__TASK REQUIREMENTS__
Go through the material below and copy each line where the word "title" appears.

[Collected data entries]
**********

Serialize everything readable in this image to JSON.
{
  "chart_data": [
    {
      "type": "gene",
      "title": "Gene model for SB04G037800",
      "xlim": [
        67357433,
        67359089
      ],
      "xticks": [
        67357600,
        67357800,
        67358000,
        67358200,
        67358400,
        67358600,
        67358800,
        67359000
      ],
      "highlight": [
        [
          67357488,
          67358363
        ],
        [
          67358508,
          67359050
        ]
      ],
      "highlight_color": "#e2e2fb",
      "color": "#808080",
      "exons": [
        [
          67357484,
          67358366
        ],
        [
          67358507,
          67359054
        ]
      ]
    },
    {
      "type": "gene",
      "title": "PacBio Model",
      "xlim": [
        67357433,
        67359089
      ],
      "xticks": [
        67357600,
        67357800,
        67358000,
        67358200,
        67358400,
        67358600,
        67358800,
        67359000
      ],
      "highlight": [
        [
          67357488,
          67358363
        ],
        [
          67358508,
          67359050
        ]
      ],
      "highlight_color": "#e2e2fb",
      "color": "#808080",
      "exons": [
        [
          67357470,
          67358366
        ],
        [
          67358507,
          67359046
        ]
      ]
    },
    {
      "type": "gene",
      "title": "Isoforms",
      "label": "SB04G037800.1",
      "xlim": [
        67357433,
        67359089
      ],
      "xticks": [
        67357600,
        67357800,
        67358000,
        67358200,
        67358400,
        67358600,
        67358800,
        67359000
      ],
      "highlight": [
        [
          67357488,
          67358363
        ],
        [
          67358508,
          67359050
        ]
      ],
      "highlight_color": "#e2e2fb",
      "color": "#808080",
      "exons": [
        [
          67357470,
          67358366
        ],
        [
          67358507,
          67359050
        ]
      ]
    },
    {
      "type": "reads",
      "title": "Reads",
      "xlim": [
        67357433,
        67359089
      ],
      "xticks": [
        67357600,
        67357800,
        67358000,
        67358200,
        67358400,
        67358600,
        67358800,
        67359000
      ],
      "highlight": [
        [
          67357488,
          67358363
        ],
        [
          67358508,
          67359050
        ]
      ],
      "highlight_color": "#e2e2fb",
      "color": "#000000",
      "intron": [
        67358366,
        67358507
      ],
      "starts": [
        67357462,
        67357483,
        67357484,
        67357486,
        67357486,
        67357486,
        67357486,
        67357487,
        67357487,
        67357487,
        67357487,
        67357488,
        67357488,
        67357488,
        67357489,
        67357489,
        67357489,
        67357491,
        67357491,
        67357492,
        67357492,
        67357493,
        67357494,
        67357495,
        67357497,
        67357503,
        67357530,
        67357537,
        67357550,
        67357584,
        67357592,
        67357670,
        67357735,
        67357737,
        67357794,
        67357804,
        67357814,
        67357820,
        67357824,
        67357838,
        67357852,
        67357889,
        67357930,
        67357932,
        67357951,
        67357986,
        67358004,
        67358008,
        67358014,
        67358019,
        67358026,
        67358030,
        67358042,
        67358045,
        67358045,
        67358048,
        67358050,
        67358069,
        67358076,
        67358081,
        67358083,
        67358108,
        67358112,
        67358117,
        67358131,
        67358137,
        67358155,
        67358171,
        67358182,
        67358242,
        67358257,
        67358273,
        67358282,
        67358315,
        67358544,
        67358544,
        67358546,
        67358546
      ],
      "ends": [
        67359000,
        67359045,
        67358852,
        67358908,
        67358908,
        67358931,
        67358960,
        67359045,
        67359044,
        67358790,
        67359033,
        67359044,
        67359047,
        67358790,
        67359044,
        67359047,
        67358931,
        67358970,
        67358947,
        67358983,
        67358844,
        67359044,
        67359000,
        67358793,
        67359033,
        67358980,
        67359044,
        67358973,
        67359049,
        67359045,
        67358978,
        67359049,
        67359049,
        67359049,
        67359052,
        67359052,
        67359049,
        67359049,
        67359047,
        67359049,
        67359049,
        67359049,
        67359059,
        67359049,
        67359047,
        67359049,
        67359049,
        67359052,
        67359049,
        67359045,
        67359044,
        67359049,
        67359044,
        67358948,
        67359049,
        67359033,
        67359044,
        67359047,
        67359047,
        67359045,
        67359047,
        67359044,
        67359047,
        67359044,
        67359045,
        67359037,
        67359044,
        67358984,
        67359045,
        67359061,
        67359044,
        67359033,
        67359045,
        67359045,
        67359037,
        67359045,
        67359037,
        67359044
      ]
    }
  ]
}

**********

__ANSWER FOR THIS EXERCISE__
      "title": "Gene model for SB04G037800",
      "title": "PacBio Model",
      "title": "Isoforms",
      "title": "Reads",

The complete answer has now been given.